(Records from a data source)

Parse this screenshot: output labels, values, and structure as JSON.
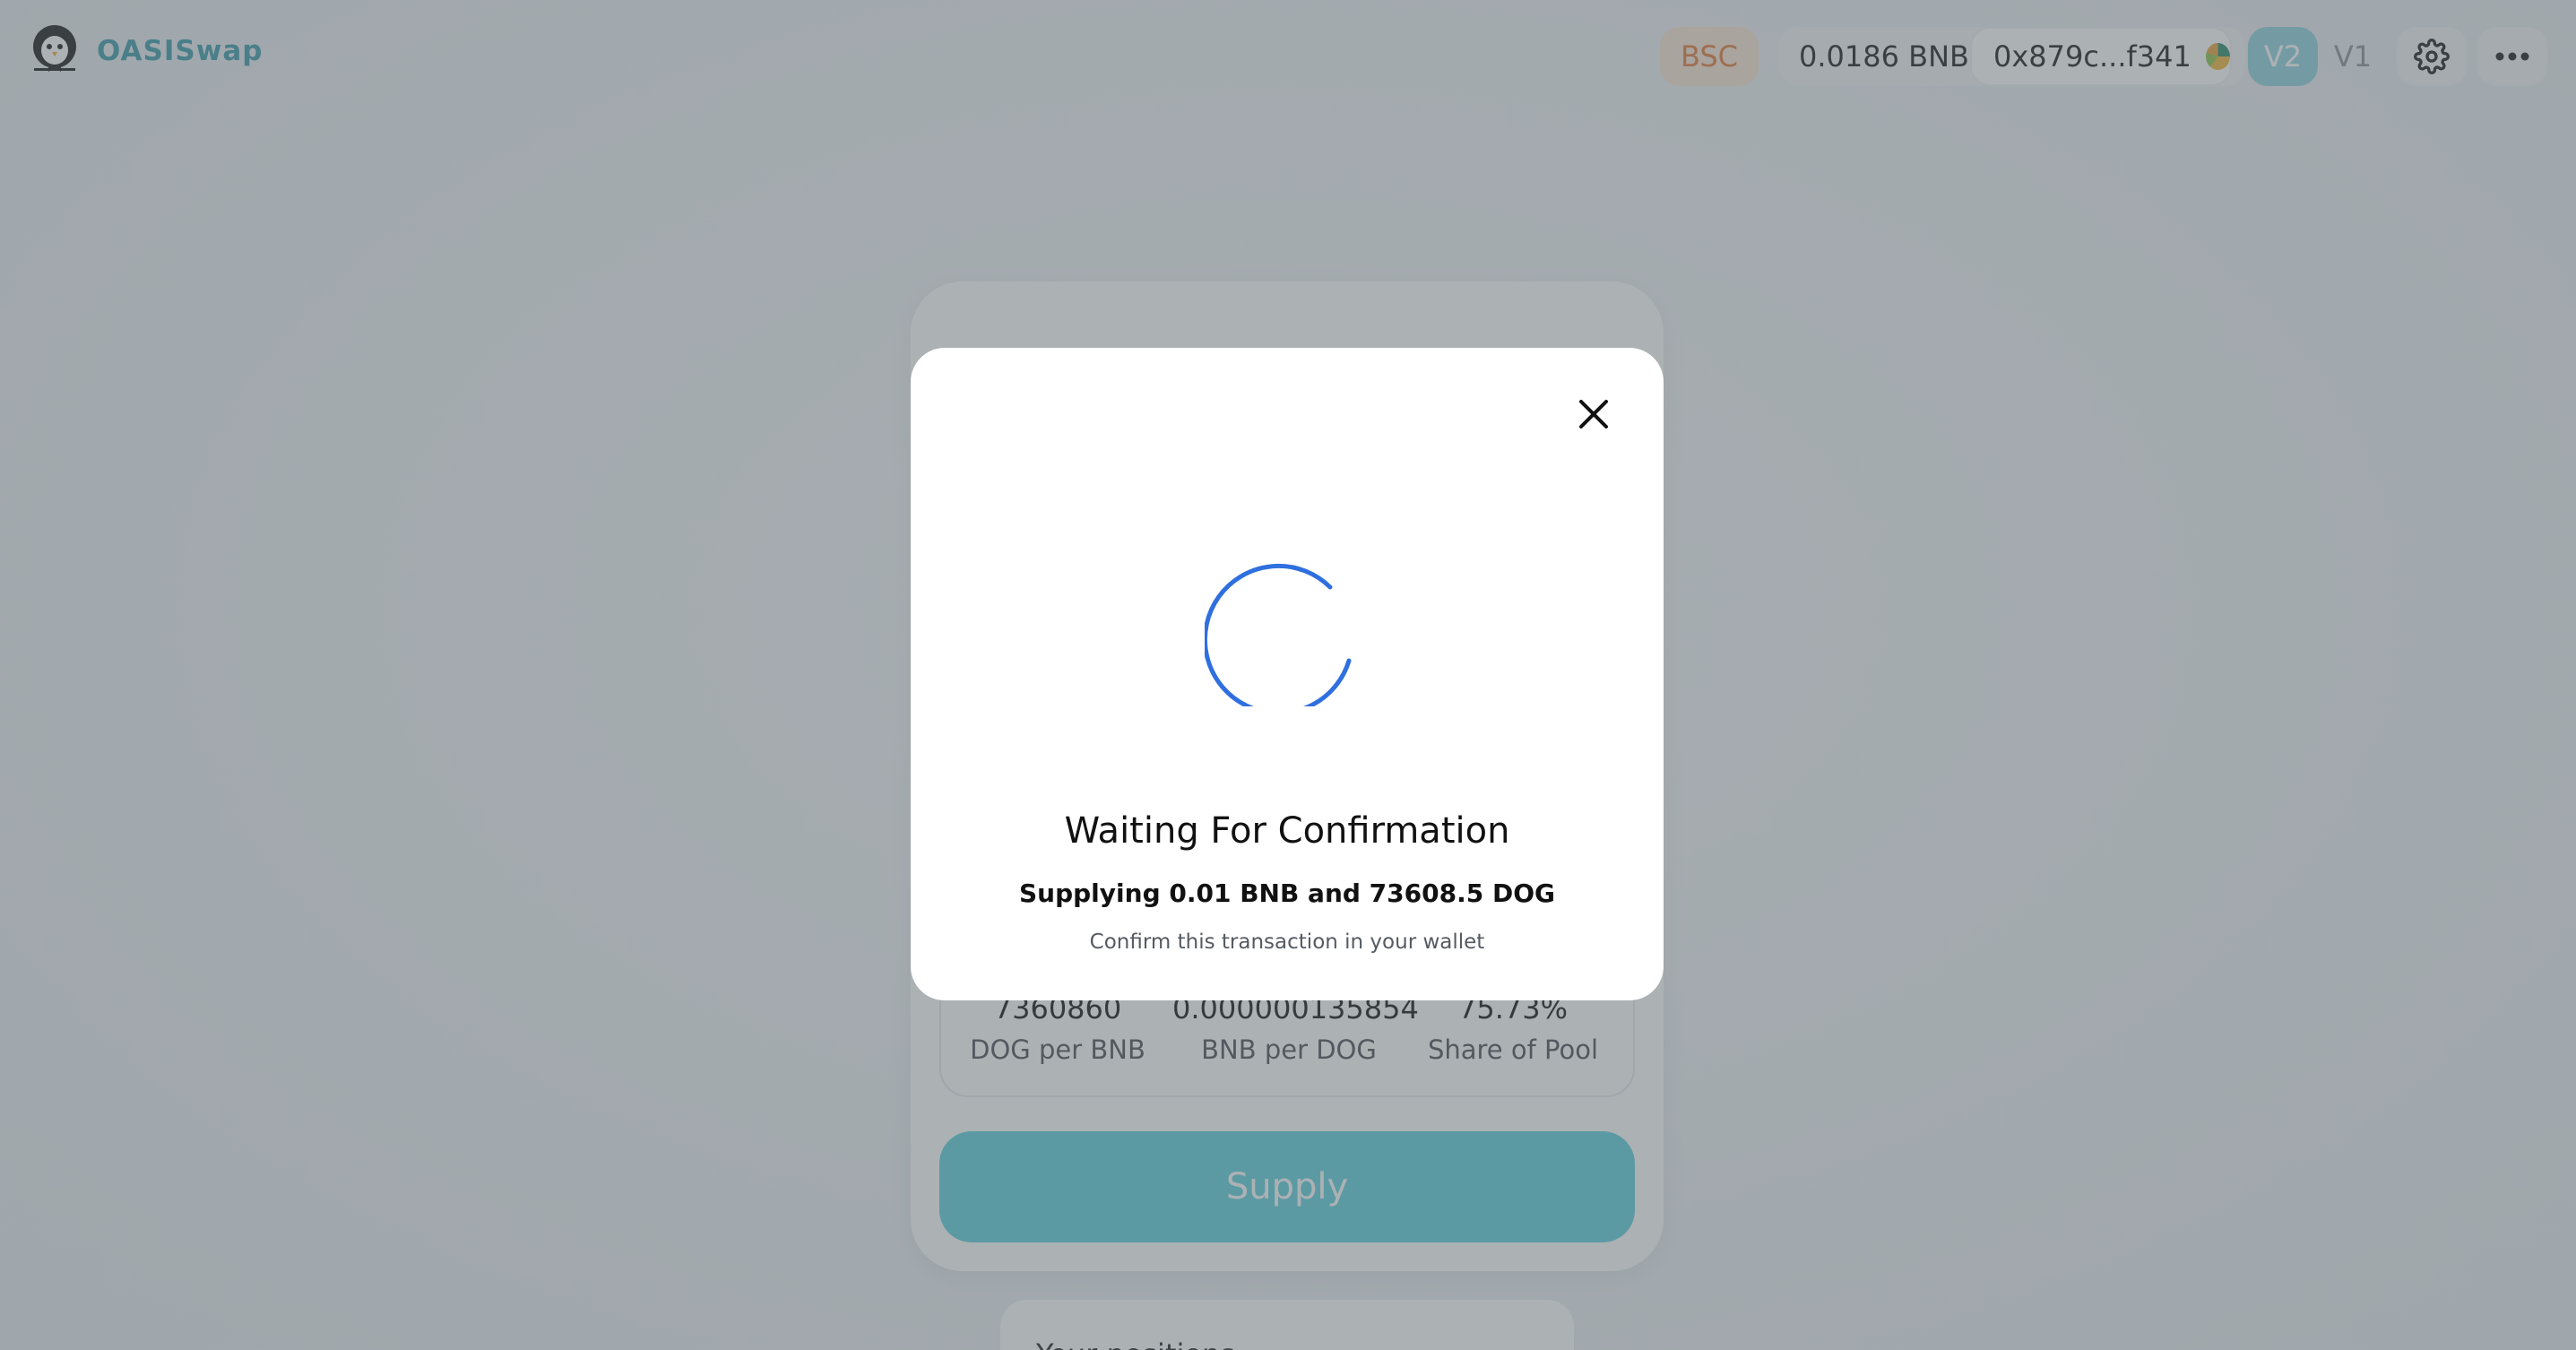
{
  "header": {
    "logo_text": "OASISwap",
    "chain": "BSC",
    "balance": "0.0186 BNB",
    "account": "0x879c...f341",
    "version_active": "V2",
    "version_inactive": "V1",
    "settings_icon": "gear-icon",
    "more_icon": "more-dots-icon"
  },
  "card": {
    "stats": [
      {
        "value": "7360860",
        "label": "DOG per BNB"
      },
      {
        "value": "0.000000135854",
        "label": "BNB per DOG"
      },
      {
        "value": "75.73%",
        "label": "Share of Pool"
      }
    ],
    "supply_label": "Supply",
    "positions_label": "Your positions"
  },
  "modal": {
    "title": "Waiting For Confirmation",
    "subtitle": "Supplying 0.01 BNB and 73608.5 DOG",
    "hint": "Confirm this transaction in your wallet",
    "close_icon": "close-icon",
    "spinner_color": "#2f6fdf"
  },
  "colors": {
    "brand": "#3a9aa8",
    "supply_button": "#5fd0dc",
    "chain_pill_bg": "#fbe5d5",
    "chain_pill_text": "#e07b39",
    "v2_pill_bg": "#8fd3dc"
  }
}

◆ PROBLEM STATEMENT
Find the lines holding "this" and list every one.

◆ SOLUTION TO THE EXERCISE
Parse this screenshot: output labels, values, and structure as JSON.
    "hint": "Confirm this transaction in your wallet",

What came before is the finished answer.